What you should do -
Put the records below into a Markdown table with two columns, "Row" for a running row number and "Record" for the line itself, and leave out any blank lines.

Data shown -
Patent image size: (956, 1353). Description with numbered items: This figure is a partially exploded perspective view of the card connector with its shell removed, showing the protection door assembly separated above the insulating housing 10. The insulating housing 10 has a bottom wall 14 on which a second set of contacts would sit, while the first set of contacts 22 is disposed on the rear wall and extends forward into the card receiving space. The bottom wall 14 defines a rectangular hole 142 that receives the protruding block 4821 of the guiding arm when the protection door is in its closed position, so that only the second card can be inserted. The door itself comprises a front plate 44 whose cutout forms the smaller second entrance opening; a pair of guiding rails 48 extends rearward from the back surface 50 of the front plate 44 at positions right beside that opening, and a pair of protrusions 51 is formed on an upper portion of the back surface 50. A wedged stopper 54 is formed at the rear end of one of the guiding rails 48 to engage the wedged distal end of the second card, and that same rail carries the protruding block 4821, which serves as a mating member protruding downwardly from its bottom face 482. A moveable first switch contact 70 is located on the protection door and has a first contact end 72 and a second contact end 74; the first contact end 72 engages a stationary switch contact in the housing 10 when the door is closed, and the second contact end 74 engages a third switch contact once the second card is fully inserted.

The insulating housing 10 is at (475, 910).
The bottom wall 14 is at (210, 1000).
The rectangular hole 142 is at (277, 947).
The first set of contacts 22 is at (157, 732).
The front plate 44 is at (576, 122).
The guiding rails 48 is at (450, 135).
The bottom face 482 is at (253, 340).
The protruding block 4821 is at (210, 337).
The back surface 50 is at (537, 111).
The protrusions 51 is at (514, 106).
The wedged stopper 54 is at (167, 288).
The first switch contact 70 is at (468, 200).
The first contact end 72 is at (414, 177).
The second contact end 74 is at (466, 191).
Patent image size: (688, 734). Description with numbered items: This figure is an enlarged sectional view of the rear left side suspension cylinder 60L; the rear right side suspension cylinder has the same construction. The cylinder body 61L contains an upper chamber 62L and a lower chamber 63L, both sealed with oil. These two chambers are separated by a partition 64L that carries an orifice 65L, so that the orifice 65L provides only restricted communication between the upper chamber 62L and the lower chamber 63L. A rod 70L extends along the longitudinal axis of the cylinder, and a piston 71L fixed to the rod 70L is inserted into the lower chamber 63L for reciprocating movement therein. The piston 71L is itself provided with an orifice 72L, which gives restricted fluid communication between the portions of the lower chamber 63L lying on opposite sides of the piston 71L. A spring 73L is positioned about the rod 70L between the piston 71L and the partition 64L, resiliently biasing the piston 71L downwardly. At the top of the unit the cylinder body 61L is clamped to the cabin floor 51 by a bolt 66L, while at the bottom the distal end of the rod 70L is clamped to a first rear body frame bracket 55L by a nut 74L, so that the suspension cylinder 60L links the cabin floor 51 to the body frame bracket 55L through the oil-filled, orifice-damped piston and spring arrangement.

Problem solution -
| Row | Record |
|---|---|
| 1 | Patent image size: (956, 1353). Description with numbered items: This figure is a partially exploded perspective view of the card connector with its shell removed, showing the protection door assembly separated above the insulating housing 10. The insulating housing 10 has a bottom wall 14 on which a second set of contacts would sit, while the first set of contacts 22 is disposed on the rear wall and extends forward into the card receiving space. The bottom wall 14 defines a rectangular hole 142 that receives the protruding block 4821 of the guiding arm when the protection door is in its closed position, so that only the second card can be inserted. The door itself comprises a front plate 44 whose cutout forms the smaller second entrance opening; a pair of guiding rails 48 extends rearward from the back surface 50 of the front plate 44 at positions right beside that opening, and a pair of protrusions 51 is formed on an upper portion of the back surface 50. A wedged stopper 54 is formed at the rear end of one of the guiding rails 48 to engage the wedged distal end of the second card, and that same rail carries the protruding block 4821, which serves as a mating member protruding downwardly from its bottom face 482. A moveable first switch contact 70 is located on the protection door and has a first contact end 72 and a second contact end 74; the first contact end 72 engages a stationary switch contact in the housing 10 when the door is closed, and the second contact end 74 engages a third switch contact once the second card is fully inserted. |
| 2 | The insulating housing 10 is at (475, 910). |
| 3 | The bottom wall 14 is at (210, 1000). |
| 4 | The rectangular hole 142 is at (277, 947). |
| 5 | The first set of contacts 22 is at (157, 732). |
| 6 | The front plate 44 is at (576, 122). |
| 7 | The guiding rails 48 is at (450, 135). |
| 8 | The bottom face 482 is at (253, 340). |
| 9 | The protruding block 4821 is at (210, 337). |
| 10 | The back surface 50 is at (537, 111). |
| 11 | The protrusions 51 is at (514, 106). |
| 12 | The wedged stopper 54 is at (167, 288). |
| 13 | The first switch contact 70 is at (468, 200). |
| 14 | The first contact end 72 is at (414, 177). |
| 15 | The second contact end 74 is at (466, 191). |
| 16 | Patent image size: (688, 734). Description with numbered items: This figure is an enlarged sectional view of the rear left side suspension cylinder 60L; the rear right side suspension cylinder has the same construction. The cylinder body 61L contains an upper chamber 62L and a lower chamber 63L, both sealed with oil. These two chambers are separated by a partition 64L that carries an orifice 65L, so that the orifice 65L provides only restricted communication between the upper chamber 62L and the lower chamber 63L. A rod 70L extends along the longitudinal axis of the cylinder, and a piston 71L fixed to the rod 70L is inserted into the lower chamber 63L for reciprocating movement therein. The piston 71L is itself provided with an orifice 72L, which gives restricted fluid communication between the portions of the lower chamber 63L lying on opposite sides of the piston 71L. A spring 73L is positioned about the rod 70L between the piston 71L and the partition 64L, resiliently biasing the piston 71L downwardly. At the top of the unit the cylinder body 61L is clamped to the cabin floor 51 by a bolt 66L, while at the bottom the distal end of the rod 70L is clamped to a first rear body frame bracket 55L by a nut 74L, so that the suspension cylinder 60L links the cabin floor 51 to the body frame bracket 55L through the oil-filled, orifice-damped piston and spring arrangement. |